Records that describe figures:
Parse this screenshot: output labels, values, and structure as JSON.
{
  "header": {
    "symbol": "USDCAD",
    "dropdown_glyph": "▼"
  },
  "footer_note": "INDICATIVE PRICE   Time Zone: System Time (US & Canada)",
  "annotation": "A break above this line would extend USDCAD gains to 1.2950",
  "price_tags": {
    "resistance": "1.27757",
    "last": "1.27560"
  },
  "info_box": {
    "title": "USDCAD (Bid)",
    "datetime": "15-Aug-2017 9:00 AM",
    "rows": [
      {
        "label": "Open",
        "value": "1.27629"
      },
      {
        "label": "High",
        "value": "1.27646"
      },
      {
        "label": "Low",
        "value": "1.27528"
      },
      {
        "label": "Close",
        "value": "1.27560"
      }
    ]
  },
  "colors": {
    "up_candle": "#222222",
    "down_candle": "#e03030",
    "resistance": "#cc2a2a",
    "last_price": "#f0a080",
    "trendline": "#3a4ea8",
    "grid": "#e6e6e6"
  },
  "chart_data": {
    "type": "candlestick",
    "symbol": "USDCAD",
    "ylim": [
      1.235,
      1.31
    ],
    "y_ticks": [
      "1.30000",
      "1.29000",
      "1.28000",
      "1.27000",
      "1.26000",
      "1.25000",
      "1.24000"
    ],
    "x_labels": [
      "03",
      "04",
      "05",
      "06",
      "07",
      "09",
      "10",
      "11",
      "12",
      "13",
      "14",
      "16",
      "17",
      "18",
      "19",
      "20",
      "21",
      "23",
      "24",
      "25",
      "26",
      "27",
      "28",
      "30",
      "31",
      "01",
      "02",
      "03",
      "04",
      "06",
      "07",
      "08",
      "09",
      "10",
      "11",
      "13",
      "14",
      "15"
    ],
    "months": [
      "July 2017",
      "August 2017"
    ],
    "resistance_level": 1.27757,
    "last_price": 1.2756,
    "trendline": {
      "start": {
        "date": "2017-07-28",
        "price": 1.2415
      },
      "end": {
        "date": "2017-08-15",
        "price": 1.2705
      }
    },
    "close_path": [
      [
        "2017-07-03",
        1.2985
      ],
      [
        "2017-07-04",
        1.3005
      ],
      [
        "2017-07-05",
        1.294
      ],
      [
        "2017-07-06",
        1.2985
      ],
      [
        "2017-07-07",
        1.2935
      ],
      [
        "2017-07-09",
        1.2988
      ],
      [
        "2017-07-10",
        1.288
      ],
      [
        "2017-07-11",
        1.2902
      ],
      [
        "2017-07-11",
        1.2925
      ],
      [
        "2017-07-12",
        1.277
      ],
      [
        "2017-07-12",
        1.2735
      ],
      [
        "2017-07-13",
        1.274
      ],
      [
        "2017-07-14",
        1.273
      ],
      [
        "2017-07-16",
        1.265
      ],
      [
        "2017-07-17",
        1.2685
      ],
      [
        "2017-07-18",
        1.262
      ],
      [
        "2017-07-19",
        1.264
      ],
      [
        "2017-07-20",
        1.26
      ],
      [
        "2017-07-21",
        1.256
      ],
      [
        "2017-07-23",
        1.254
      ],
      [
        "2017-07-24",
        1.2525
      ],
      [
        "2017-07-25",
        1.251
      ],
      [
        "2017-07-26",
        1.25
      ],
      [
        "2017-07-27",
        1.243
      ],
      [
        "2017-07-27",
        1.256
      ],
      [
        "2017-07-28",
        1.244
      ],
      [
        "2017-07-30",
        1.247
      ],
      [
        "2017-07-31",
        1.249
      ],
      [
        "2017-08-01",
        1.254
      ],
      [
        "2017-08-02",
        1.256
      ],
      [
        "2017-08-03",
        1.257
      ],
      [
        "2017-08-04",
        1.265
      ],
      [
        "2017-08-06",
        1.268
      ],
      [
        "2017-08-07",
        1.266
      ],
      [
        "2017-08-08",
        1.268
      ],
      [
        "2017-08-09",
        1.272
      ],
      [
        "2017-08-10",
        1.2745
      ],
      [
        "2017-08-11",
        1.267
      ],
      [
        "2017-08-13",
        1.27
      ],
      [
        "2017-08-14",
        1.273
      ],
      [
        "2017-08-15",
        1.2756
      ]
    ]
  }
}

§ GIVEN REQUEST
Your answer should be only the number of lines that hold the word "this".

§ EXERCISE OUTPUT
2